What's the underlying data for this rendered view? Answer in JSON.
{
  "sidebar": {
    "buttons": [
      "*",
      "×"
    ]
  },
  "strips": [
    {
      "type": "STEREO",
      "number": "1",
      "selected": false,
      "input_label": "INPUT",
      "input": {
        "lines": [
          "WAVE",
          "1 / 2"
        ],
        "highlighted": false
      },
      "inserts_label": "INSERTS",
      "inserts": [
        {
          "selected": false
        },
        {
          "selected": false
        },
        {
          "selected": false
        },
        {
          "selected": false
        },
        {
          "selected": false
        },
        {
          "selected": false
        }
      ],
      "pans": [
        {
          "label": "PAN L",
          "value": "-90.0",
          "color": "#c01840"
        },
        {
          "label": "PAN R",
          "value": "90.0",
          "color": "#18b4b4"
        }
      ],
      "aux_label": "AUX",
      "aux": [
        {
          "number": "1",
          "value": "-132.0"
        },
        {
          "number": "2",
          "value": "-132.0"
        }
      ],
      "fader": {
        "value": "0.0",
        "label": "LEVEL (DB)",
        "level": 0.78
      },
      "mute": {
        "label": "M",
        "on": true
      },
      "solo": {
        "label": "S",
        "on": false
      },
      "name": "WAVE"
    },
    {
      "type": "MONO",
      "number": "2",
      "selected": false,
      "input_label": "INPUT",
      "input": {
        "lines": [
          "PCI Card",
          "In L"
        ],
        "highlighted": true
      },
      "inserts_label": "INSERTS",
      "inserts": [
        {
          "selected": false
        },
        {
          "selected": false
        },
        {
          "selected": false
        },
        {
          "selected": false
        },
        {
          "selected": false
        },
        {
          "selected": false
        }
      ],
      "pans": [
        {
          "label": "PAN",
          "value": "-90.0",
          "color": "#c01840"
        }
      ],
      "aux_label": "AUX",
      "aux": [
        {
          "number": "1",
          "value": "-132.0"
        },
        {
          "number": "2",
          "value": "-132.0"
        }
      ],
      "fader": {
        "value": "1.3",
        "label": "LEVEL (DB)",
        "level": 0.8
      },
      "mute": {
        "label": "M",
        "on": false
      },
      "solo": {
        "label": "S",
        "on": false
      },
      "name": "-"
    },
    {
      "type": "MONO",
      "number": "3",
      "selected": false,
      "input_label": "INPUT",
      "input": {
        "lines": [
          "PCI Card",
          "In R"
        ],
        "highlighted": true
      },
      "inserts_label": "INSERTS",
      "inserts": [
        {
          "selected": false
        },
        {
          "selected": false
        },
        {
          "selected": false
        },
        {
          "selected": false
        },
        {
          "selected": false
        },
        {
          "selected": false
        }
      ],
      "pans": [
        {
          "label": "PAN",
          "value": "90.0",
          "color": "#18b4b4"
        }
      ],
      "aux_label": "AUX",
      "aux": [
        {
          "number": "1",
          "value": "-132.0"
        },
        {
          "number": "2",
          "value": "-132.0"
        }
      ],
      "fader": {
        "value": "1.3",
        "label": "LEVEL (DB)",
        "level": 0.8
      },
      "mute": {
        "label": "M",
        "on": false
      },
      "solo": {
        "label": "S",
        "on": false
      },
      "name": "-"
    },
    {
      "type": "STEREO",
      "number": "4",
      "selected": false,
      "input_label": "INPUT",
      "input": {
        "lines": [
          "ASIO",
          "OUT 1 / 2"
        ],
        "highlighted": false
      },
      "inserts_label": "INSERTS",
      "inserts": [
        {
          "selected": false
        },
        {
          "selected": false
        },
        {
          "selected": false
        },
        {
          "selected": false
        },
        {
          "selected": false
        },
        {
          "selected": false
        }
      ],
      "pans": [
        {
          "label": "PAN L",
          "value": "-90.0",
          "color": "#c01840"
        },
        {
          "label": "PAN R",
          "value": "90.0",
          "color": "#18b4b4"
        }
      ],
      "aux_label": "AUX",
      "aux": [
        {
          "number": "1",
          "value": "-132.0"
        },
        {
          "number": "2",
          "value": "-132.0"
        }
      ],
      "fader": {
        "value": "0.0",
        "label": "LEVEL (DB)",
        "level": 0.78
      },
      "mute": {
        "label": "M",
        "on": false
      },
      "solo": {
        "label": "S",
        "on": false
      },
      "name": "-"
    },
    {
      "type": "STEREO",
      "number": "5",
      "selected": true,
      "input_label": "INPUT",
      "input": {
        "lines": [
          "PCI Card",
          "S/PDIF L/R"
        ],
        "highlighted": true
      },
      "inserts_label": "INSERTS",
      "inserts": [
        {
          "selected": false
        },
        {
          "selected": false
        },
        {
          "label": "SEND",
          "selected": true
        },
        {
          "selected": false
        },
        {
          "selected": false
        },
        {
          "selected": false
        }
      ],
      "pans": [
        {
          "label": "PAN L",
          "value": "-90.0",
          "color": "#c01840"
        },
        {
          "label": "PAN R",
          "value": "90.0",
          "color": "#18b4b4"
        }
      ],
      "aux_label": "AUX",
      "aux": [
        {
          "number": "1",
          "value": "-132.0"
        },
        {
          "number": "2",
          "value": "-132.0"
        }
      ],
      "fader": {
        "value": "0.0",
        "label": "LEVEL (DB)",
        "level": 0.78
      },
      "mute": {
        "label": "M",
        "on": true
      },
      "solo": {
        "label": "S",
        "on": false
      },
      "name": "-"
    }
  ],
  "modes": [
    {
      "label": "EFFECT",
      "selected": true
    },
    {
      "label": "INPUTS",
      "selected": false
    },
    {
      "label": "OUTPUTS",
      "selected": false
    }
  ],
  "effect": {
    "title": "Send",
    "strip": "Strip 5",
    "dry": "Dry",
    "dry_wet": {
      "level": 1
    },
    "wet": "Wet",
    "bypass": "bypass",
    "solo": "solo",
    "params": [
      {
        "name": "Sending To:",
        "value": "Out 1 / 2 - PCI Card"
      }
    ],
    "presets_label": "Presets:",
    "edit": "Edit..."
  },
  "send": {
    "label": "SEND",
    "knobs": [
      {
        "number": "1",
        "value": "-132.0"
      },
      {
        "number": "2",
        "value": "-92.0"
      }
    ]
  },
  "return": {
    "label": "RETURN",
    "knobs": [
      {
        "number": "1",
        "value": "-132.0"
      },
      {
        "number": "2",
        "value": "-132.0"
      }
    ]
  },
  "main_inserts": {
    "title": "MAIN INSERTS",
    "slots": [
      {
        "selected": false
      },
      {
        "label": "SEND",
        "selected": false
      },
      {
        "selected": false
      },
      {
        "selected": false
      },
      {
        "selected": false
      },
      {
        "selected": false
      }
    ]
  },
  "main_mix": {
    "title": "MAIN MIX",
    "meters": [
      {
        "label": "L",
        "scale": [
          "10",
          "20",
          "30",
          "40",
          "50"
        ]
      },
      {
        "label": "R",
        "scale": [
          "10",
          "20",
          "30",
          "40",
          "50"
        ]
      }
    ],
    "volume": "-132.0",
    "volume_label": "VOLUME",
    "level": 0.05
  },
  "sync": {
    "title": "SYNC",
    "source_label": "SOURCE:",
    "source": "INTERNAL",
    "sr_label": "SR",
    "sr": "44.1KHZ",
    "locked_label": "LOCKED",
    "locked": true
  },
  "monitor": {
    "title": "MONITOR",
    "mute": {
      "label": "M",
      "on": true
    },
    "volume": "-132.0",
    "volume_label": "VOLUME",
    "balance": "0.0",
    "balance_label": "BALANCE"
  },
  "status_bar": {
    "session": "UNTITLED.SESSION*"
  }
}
================
§ **REQUIRED WORK**
Extract every entry above as it appears.

§ **COMPLETED TASK**
What's the underlying data for this rendered view? Answer in JSON.
{
  "sidebar": {
    "buttons": [
      "*",
      "×"
    ]
  },
  "strips": [
    {
      "type": "STEREO",
      "number": "1",
      "selected": false,
      "input_label": "INPUT",
      "input": {
        "lines": [
          "WAVE",
          "1 / 2"
        ],
        "highlighted": false
      },
      "inserts_label": "INSERTS",
      "inserts": [
        {
          "selected": false
        },
        {
          "selected": false
        },
        {
          "selected": false
        },
        {
          "selected": false
        },
        {
          "selected": false
        },
        {
          "selected": false
        }
      ],
      "pans": [
        {
          "label": "PAN L",
          "value": "-90.0",
          "color": "#c01840"
        },
        {
          "label": "PAN R",
          "value": "90.0",
          "color": "#18b4b4"
        }
      ],
      "aux_label": "AUX",
      "aux": [
        {
          "number": "1",
          "value": "-132.0"
        },
        {
          "number": "2",
          "value": "-132.0"
        }
      ],
      "fader": {
        "value": "0.0",
        "label": "LEVEL (DB)",
        "level": 0.78
      },
      "mute": {
        "label": "M",
        "on": true
      },
      "solo": {
        "label": "S",
        "on": false
      },
      "name": "WAVE"
    },
    {
      "type": "MONO",
      "number": "2",
      "selected": false,
      "input_label": "INPUT",
      "input": {
        "lines": [
          "PCI Card",
          "In L"
        ],
        "highlighted": true
      },
      "inserts_label": "INSERTS",
      "inserts": [
        {
          "selected": false
        },
        {
          "selected": false
        },
        {
          "selected": false
        },
        {
          "selected": false
        },
        {
          "selected": false
        },
        {
          "selected": false
        }
      ],
      "pans": [
        {
          "label": "PAN",
          "value": "-90.0",
          "color": "#c01840"
        }
      ],
      "aux_label": "AUX",
      "aux": [
        {
          "number": "1",
          "value": "-132.0"
        },
        {
          "number": "2",
          "value": "-132.0"
        }
      ],
      "fader": {
        "value": "1.3",
        "label": "LEVEL (DB)",
        "level": 0.8
      },
      "mute": {
        "label": "M",
        "on": false
      },
      "solo": {
        "label": "S",
        "on": false
      },
      "name": "-"
    },
    {
      "type": "MONO",
      "number": "3",
      "selected": false,
      "input_label": "INPUT",
      "input": {
        "lines": [
          "PCI Card",
          "In R"
        ],
        "highlighted": true
      },
      "inserts_label": "INSERTS",
      "inserts": [
        {
          "selected": false
        },
        {
          "selected": false
        },
        {
          "selected": false
        },
        {
          "selected": false
        },
        {
          "selected": false
        },
        {
          "selected": false
        }
      ],
      "pans": [
        {
          "label": "PAN",
          "value": "90.0",
          "color": "#18b4b4"
        }
      ],
      "aux_label": "AUX",
      "aux": [
        {
          "number": "1",
          "value": "-132.0"
        },
        {
          "number": "2",
          "value": "-132.0"
        }
      ],
      "fader": {
        "value": "1.3",
        "label": "LEVEL (DB)",
        "level": 0.8
      },
      "mute": {
        "label": "M",
        "on": false
      },
      "solo": {
        "label": "S",
        "on": false
      },
      "name": "-"
    },
    {
      "type": "STEREO",
      "number": "4",
      "selected": false,
      "input_label": "INPUT",
      "input": {
        "lines": [
          "ASIO",
          "OUT 1 / 2"
        ],
        "highlighted": false
      },
      "inserts_label": "INSERTS",
      "inserts": [
        {
          "selected": false
        },
        {
          "selected": false
        },
        {
          "selected": false
        },
        {
          "selected": false
        },
        {
          "selected": false
        },
        {
          "selected": false
        }
      ],
      "pans": [
        {
          "label": "PAN L",
          "value": "-90.0",
          "color": "#c01840"
        },
        {
          "label": "PAN R",
          "value": "90.0",
          "color": "#18b4b4"
        }
      ],
      "aux_label": "AUX",
      "aux": [
        {
          "number": "1",
          "value": "-132.0"
        },
        {
          "number": "2",
          "value": "-132.0"
        }
      ],
      "fader": {
        "value": "0.0",
        "label": "LEVEL (DB)",
        "level": 0.78
      },
      "mute": {
        "label": "M",
        "on": false
      },
      "solo": {
        "label": "S",
        "on": false
      },
      "name": "-"
    },
    {
      "type": "STEREO",
      "number": "5",
      "selected": true,
      "input_label": "INPUT",
      "input": {
        "lines": [
          "PCI Card",
          "S/PDIF L/R"
        ],
        "highlighted": true
      },
      "inserts_label": "INSERTS",
      "inserts": [
        {
          "selected": false
        },
        {
          "selected": false
        },
        {
          "label": "SEND",
          "selected": true
        },
        {
          "selected": false
        },
        {
          "selected": false
        },
        {
          "selected": false
        }
      ],
      "pans": [
        {
          "label": "PAN L",
          "value": "-90.0",
          "color": "#c01840"
        },
        {
          "label": "PAN R",
          "value": "90.0",
          "color": "#18b4b4"
        }
      ],
      "aux_label": "AUX",
      "aux": [
        {
          "number": "1",
          "value": "-132.0"
        },
        {
          "number": "2",
          "value": "-132.0"
        }
      ],
      "fader": {
        "value": "0.0",
        "label": "LEVEL (DB)",
        "level": 0.78
      },
      "mute": {
        "label": "M",
        "on": true
      },
      "solo": {
        "label": "S",
        "on": false
      },
      "name": "-"
    }
  ],
  "modes": [
    {
      "label": "EFFECT",
      "selected": true
    },
    {
      "label": "INPUTS",
      "selected": false
    },
    {
      "label": "OUTPUTS",
      "selected": false
    }
  ],
  "effect": {
    "title": "Send",
    "strip": "Strip 5",
    "dry": "Dry",
    "dry_wet": {
      "level": 1
    },
    "wet": "Wet",
    "bypass": "bypass",
    "solo": "solo",
    "params": [
      {
        "name": "Sending To:",
        "value": "Out 1 / 2 - PCI Card"
      }
    ],
    "presets_label": "Presets:",
    "edit": "Edit..."
  },
  "send": {
    "label": "SEND",
    "knobs": [
      {
        "number": "1",
        "value": "-132.0"
      },
      {
        "number": "2",
        "value": "-92.0"
      }
    ]
  },
  "return": {
    "label": "RETURN",
    "knobs": [
      {
        "number": "1",
        "value": "-132.0"
      },
      {
        "number": "2",
        "value": "-132.0"
      }
    ]
  },
  "main_inserts": {
    "title": "MAIN INSERTS",
    "slots": [
      {
        "selected": false
      },
      {
        "label": "SEND",
        "selected": false
      },
      {
        "selected": false
      },
      {
        "selected": false
      },
      {
        "selected": false
      },
      {
        "selected": false
      }
    ]
  },
  "main_mix": {
    "title": "MAIN MIX",
    "meters": [
      {
        "label": "L",
        "scale": [
          "10",
          "20",
          "30",
          "40",
          "50"
        ]
      },
      {
        "label": "R",
        "scale": [
          "10",
          "20",
          "30",
          "40",
          "50"
        ]
      }
    ],
    "volume": "-132.0",
    "volume_label": "VOLUME",
    "level": 0.05
  },
  "sync": {
    "title": "SYNC",
    "source_label": "SOURCE:",
    "source": "INTERNAL",
    "sr_label": "SR",
    "sr": "44.1KHZ",
    "locked_label": "LOCKED",
    "locked": true
  },
  "monitor": {
    "title": "MONITOR",
    "mute": {
      "label": "M",
      "on": true
    },
    "volume": "-132.0",
    "volume_label": "VOLUME",
    "balance": "0.0",
    "balance_label": "BALANCE"
  },
  "status_bar": {
    "session": "UNTITLED.SESSION*"
  }
}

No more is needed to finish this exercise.